# EXERCISE PROMPT
Give the data below again, word for word.

● ● ● ● ● ● ●

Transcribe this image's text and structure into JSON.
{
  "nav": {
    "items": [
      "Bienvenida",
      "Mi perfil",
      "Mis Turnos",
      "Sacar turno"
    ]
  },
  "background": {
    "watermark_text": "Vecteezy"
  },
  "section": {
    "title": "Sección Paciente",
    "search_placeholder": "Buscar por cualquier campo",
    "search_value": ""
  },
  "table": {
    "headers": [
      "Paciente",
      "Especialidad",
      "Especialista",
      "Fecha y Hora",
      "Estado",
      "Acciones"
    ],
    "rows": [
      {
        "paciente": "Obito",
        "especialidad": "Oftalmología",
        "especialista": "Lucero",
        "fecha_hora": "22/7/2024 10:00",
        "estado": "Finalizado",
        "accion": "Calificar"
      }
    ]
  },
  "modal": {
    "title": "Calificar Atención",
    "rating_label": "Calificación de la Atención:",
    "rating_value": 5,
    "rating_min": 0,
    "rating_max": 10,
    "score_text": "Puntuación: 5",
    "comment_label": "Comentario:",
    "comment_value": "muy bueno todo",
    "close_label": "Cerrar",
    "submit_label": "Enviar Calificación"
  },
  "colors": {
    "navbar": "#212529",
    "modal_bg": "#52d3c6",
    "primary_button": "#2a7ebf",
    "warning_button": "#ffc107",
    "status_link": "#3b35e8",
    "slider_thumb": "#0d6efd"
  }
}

● ● ● ● ● ● ●

# ANSWER TO THIS EXERCISE
Transcribe this image's text and structure into JSON.
{
  "nav": {
    "items": [
      "Bienvenida",
      "Mi perfil",
      "Mis Turnos",
      "Sacar turno"
    ]
  },
  "background": {
    "watermark_text": "Vecteezy"
  },
  "section": {
    "title": "Sección Paciente",
    "search_placeholder": "Buscar por cualquier campo",
    "search_value": ""
  },
  "table": {
    "headers": [
      "Paciente",
      "Especialidad",
      "Especialista",
      "Fecha y Hora",
      "Estado",
      "Acciones"
    ],
    "rows": [
      {
        "paciente": "Obito",
        "especialidad": "Oftalmología",
        "especialista": "Lucero",
        "fecha_hora": "22/7/2024 10:00",
        "estado": "Finalizado",
        "accion": "Calificar"
      }
    ]
  },
  "modal": {
    "title": "Calificar Atención",
    "rating_label": "Calificación de la Atención:",
    "rating_value": 5,
    "rating_min": 0,
    "rating_max": 10,
    "score_text": "Puntuación: 5",
    "comment_label": "Comentario:",
    "comment_value": "muy bueno todo",
    "close_label": "Cerrar",
    "submit_label": "Enviar Calificación"
  },
  "colors": {
    "navbar": "#212529",
    "modal_bg": "#52d3c6",
    "primary_button": "#2a7ebf",
    "warning_button": "#ffc107",
    "status_link": "#3b35e8",
    "slider_thumb": "#0d6efd"
  }
}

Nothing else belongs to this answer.